Task details: Please write the listing below out again exactly, leaving every picture behind.

Material provided:
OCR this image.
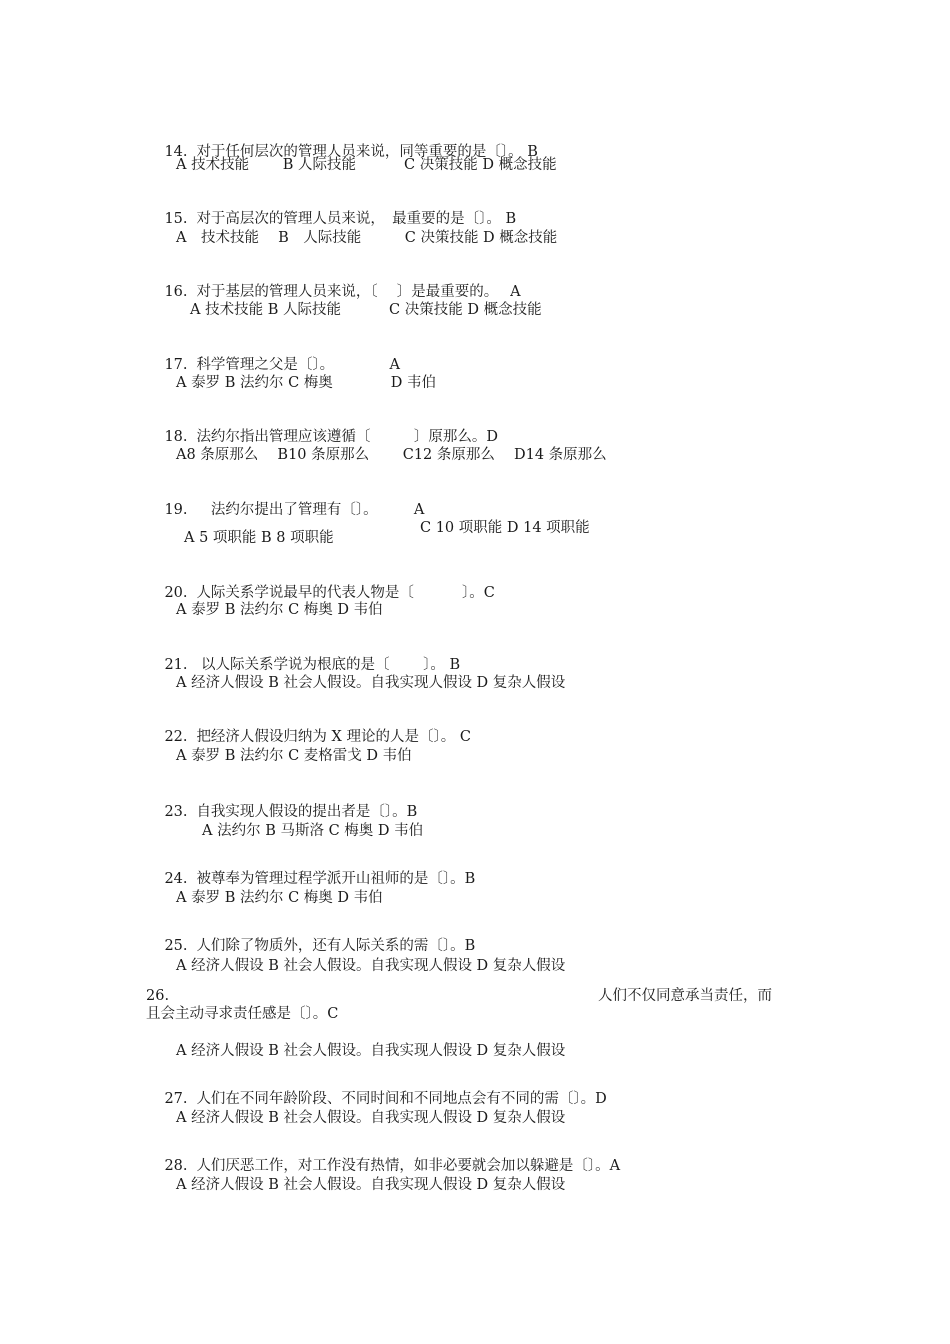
14. 对于任何层次的管理人员来说，同等重要的是〔〕。 B

A 技术技能　　 B 人际技能　　　 C 决策技能 D 概念技能

15. 对于高层次的管理人员来说，　最重要的是〔〕。 B

A　技术技能　 B　人际技能　　　C 决策技能 D 概念技能

16. 对于基层的管理人员来说，〔　 〕是最重要的。　 A

A 技术技能 B 人际技能　　　 C 决策技能 D 概念技能

17. 科学管理之父是〔〕。　　　　 A

A 泰罗 B 法约尔 C 梅奥　　　　D 韦伯

18. 法约尔指出管理应该遵循〔　　　〕原那么。D

A8 条原那么　 B10 条原那么　　 C12 条原那么　 D14 条原那么

19.　法约尔提出了管理有〔〕。　　　A

A 5 项职能 B 8 项职能
C 10 项职能 D 14 项职能

20. 人际关系学说最早的代表人物是〔　　　 〕。C

A 泰罗 B 法约尔 C 梅奥 D 韦伯

21. 以人际关系学说为根底的是〔　　 〕。 B

A 经济人假设 B 社会人假设。自我实现人假设 D 复杂人假设

22. 把经济人假设归纳为 X 理论的人是〔〕。 C

A 泰罗 B 法约尔 C 麦格雷戈 D 韦伯

23. 自我实现人假设的提出者是〔〕。B

A 法约尔 B 马斯洛 C 梅奥 D 韦伯

24. 被尊奉为管理过程学派开山祖师的是〔〕。B

A 泰罗 B 法约尔 C 梅奥 D 韦伯

25. 人们除了物质外，还有人际关系的需〔〕。B

A 经济人假设 B 社会人假设。自我实现人假设 D 复杂人假设
26.	人们不仅同意承当责任，而
且会主动寻求责任感是〔〕。C
A 经济人假设 B 社会人假设。自我实现人假设 D 复杂人假设

27. 人们在不同年龄阶段、不同时间和不同地点会有不同的需〔〕。D

A 经济人假设 B 社会人假设。自我实现人假设 D 复杂人假设

28. 人们厌恶工作，对工作没有热情，如非必要就会加以躲避是〔〕。A

A 经济人假设 B 社会人假设。自我实现人假设 D 复杂人假设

Completed task:
OCR this image.
14. 对于任何层次的管理人员来说，同等重要的是〔〕。 B

A 技术技能　　 B 人际技能　　　 C 决策技能 D 概念技能

15. 对于高层次的管理人员来说，　最重要的是〔〕。 B

A　技术技能　 B　人际技能　　　C 决策技能 D 概念技能

16. 对于基层的管理人员来说，〔　 〕是最重要的。　 A

A 技术技能 B 人际技能　　　 C 决策技能 D 概念技能

17. 科学管理之父是〔〕。　　　　 A

A 泰罗 B 法约尔 C 梅奥　　　　D 韦伯

18. 法约尔指出管理应该遵循〔　　　〕原那么。D

A8 条原那么　 B10 条原那么　　 C12 条原那么　 D14 条原那么

19.　法约尔提出了管理有〔〕。　　　A

A 5 项职能 B 8 项职能
C 10 项职能 D 14 项职能

20. 人际关系学说最早的代表人物是〔　　　 〕。C

A 泰罗 B 法约尔 C 梅奥 D 韦伯

21. 以人际关系学说为根底的是〔　　 〕。 B

A 经济人假设 B 社会人假设。自我实现人假设 D 复杂人假设

22. 把经济人假设归纳为 X 理论的人是〔〕。 C

A 泰罗 B 法约尔 C 麦格雷戈 D 韦伯

23. 自我实现人假设的提出者是〔〕。B

A 法约尔 B 马斯洛 C 梅奥 D 韦伯

24. 被尊奉为管理过程学派开山祖师的是〔〕。B

A 泰罗 B 法约尔 C 梅奥 D 韦伯

25. 人们除了物质外，还有人际关系的需〔〕。B

A 经济人假设 B 社会人假设。自我实现人假设 D 复杂人假设
26.	人们不仅同意承当责任，而
且会主动寻求责任感是〔〕。C
A 经济人假设 B 社会人假设。自我实现人假设 D 复杂人假设

27. 人们在不同年龄阶段、不同时间和不同地点会有不同的需〔〕。D

A 经济人假设 B 社会人假设。自我实现人假设 D 复杂人假设

28. 人们厌恶工作，对工作没有热情，如非必要就会加以躲避是〔〕。A

A 经济人假设 B 社会人假设。自我实现人假设 D 复杂人假设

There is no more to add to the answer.